### Your instructions
Set down every entry again word for word, please, but skip the pictures.

### Record excerpts

══════════════════════════════

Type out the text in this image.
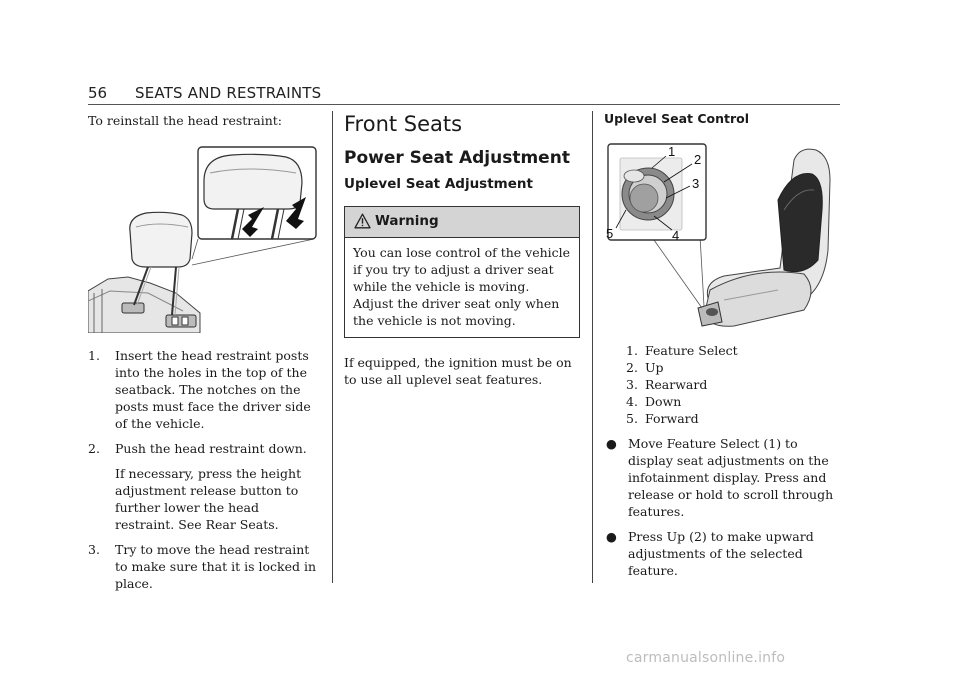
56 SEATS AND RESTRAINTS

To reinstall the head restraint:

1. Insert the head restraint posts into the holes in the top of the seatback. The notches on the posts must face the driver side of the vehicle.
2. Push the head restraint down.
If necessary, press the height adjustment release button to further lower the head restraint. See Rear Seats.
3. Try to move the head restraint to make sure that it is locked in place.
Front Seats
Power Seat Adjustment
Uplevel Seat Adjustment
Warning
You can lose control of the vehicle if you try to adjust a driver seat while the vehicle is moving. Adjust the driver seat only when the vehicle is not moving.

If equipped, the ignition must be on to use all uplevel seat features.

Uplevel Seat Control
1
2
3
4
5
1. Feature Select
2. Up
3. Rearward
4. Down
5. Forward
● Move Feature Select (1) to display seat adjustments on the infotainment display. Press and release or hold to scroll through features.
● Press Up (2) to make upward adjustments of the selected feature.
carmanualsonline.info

══════════════════════════════

### Exercise solution
Type out the text in this image.
56 SEATS AND RESTRAINTS

To reinstall the head restraint:

1. Insert the head restraint posts into the holes in the top of the seatback. The notches on the posts must face the driver side of the vehicle.
2. Push the head restraint down.
If necessary, press the height adjustment release button to further lower the head restraint. See Rear Seats.
3. Try to move the head restraint to make sure that it is locked in place.
Front Seats
Power Seat Adjustment
Uplevel Seat Adjustment
Warning
You can lose control of the vehicle if you try to adjust a driver seat while the vehicle is moving. Adjust the driver seat only when the vehicle is not moving.

If equipped, the ignition must be on to use all uplevel seat features.

Uplevel Seat Control
1
2
3
4
5
1. Feature Select
2. Up
3. Rearward
4. Down
5. Forward
● Move Feature Select (1) to display seat adjustments on the infotainment display. Press and release or hold to scroll through features.
● Press Up (2) to make upward adjustments of the selected feature.
carmanualsonline.info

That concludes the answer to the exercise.